- Supplied material
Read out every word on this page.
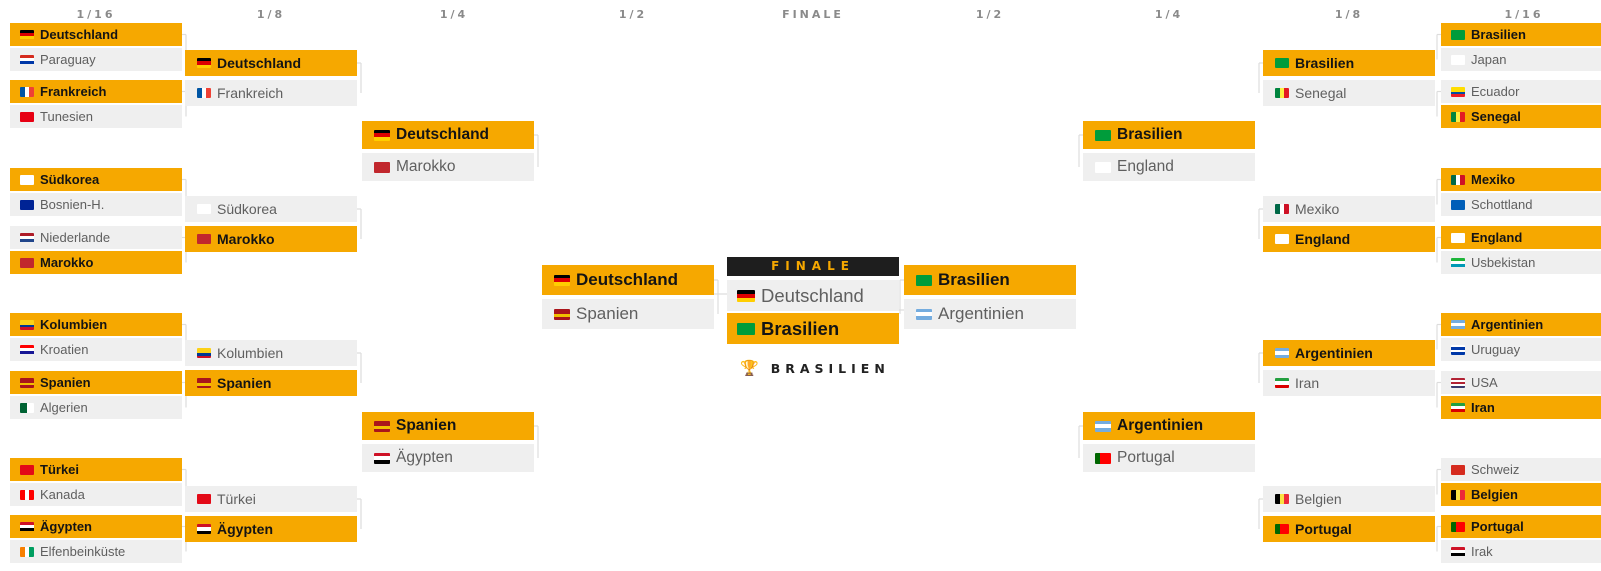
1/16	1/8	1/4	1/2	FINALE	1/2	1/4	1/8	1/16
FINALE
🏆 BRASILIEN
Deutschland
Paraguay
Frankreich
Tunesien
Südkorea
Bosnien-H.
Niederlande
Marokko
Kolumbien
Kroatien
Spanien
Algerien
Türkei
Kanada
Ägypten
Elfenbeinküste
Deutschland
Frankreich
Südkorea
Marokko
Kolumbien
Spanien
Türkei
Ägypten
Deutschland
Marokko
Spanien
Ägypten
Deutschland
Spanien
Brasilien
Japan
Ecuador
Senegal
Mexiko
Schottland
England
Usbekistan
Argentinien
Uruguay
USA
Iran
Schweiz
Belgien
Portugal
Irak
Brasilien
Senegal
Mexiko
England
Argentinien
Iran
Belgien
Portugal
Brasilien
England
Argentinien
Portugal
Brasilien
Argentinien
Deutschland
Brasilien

- Goal
Your copy should repeat each entry above exactly but contain no pictures.

- Answer to this exercise
Read out every word on this page.
1/16	1/8	1/4	1/2	FINALE	1/2	1/4	1/8	1/16
FINALE
🏆 BRASILIEN
Deutschland
Paraguay
Frankreich
Tunesien
Südkorea
Bosnien-H.
Niederlande
Marokko
Kolumbien
Kroatien
Spanien
Algerien
Türkei
Kanada
Ägypten
Elfenbeinküste
Deutschland
Frankreich
Südkorea
Marokko
Kolumbien
Spanien
Türkei
Ägypten
Deutschland
Marokko
Spanien
Ägypten
Deutschland
Spanien
Brasilien
Japan
Ecuador
Senegal
Mexiko
Schottland
England
Usbekistan
Argentinien
Uruguay
USA
Iran
Schweiz
Belgien
Portugal
Irak
Brasilien
Senegal
Mexiko
England
Argentinien
Iran
Belgien
Portugal
Brasilien
England
Argentinien
Portugal
Brasilien
Argentinien
Deutschland
Brasilien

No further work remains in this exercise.